(Layout element annotations)
--- --- ---
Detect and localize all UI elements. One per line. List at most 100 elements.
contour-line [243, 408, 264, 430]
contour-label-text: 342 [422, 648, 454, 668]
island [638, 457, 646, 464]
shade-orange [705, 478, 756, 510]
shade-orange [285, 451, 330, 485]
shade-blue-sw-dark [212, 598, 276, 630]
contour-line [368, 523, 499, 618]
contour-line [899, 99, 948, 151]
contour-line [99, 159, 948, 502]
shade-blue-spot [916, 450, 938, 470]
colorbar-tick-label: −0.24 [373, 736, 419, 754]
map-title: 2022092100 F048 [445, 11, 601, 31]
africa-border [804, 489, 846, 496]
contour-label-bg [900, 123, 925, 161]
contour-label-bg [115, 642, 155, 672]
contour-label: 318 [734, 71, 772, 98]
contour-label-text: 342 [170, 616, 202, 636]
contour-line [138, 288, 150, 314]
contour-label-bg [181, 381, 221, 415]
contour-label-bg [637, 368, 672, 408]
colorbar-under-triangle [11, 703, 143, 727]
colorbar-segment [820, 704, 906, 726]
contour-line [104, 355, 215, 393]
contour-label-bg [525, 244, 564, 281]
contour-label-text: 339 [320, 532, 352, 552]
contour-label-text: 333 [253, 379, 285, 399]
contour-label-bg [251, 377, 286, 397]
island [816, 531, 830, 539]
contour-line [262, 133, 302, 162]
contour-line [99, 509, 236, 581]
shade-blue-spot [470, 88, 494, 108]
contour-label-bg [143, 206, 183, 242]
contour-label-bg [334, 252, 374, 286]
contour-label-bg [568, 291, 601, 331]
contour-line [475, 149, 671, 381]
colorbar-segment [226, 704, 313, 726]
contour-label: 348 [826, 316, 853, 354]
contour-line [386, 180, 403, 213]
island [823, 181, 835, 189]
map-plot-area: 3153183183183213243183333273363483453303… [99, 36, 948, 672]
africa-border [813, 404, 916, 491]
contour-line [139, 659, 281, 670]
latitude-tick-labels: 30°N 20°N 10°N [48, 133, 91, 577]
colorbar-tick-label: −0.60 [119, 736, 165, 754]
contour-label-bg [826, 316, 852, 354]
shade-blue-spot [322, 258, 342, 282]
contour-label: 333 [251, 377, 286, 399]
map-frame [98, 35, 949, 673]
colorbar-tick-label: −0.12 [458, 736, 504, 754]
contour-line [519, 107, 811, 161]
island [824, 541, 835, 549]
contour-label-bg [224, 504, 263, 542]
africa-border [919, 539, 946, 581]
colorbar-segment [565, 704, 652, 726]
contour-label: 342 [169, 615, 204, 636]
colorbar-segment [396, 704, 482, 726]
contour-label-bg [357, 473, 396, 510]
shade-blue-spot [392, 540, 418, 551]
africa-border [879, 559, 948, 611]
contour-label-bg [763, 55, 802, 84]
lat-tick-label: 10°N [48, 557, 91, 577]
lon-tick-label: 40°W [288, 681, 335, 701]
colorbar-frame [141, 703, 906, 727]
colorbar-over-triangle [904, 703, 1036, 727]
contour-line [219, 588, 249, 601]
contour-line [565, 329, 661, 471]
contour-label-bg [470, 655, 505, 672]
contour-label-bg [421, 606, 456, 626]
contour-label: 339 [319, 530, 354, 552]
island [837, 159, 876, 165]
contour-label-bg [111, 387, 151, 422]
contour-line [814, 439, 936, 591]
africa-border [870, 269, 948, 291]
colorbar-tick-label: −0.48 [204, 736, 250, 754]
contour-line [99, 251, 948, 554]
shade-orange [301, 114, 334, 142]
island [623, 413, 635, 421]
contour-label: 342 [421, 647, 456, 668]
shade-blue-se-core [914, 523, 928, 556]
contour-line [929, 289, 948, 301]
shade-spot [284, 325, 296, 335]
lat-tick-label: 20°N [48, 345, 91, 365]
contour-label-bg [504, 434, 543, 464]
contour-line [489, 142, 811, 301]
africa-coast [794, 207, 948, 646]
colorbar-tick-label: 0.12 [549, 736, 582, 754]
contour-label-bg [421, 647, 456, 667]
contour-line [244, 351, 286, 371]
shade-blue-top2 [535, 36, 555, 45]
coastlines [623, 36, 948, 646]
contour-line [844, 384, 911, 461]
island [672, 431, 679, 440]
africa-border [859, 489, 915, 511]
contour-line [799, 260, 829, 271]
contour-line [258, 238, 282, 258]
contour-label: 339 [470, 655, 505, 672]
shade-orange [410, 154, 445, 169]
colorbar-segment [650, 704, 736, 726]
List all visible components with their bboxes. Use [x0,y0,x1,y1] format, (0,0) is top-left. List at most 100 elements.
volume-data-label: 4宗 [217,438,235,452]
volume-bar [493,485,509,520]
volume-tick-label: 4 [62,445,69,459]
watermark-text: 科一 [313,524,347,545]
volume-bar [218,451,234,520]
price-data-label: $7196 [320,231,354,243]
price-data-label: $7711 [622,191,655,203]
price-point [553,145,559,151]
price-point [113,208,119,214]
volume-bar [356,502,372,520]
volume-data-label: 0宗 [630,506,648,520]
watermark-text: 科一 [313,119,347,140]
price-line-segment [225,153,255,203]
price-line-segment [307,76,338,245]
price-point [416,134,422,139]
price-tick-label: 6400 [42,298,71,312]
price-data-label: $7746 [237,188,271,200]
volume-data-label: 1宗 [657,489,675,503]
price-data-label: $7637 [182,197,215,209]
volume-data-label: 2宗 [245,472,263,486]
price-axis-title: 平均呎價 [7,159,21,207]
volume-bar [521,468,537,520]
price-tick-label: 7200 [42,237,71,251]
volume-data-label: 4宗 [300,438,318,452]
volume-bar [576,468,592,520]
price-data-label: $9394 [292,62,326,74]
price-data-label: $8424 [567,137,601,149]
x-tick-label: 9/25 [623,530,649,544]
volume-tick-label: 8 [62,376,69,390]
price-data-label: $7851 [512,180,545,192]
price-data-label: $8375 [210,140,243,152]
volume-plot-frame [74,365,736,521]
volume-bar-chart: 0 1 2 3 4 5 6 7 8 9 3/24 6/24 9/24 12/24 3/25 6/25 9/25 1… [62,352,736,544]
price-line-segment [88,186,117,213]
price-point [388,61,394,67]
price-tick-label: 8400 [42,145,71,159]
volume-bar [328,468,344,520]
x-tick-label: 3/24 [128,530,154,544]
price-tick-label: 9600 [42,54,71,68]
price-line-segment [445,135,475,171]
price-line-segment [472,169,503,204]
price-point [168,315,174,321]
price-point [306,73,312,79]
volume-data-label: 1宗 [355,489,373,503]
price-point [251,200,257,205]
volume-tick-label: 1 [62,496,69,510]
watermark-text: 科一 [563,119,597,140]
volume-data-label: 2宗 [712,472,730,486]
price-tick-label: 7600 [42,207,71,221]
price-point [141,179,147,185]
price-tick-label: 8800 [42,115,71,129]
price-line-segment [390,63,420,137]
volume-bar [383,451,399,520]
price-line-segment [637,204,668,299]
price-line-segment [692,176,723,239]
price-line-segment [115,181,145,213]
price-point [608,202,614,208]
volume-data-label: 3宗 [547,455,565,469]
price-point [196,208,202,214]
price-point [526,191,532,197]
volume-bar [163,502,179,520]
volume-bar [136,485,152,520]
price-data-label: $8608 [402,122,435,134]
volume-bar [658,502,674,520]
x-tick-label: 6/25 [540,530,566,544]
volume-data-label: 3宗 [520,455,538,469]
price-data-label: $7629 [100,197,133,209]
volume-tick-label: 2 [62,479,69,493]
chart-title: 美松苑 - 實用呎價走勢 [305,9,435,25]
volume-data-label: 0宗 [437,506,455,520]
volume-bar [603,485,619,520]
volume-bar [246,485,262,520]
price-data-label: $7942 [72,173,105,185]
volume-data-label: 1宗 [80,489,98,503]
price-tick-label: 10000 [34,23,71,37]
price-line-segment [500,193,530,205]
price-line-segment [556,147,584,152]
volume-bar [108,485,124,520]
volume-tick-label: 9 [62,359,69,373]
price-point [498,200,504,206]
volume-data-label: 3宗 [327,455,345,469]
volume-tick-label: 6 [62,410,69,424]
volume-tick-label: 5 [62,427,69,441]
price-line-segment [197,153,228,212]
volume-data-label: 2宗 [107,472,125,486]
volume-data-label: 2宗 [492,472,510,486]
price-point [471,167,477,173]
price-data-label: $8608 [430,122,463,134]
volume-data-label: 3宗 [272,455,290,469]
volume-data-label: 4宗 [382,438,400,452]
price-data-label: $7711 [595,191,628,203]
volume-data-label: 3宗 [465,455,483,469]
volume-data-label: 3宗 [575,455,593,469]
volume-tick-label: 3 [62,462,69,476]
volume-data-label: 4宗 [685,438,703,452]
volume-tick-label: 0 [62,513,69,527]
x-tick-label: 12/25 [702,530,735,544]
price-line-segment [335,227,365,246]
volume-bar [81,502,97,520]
--- --- ---
_REQUIREMENT_
Count the lines of the material above that contain the string "chart", matching case exactly, and give only the number.

_OUTPUT OF THE TASK_
2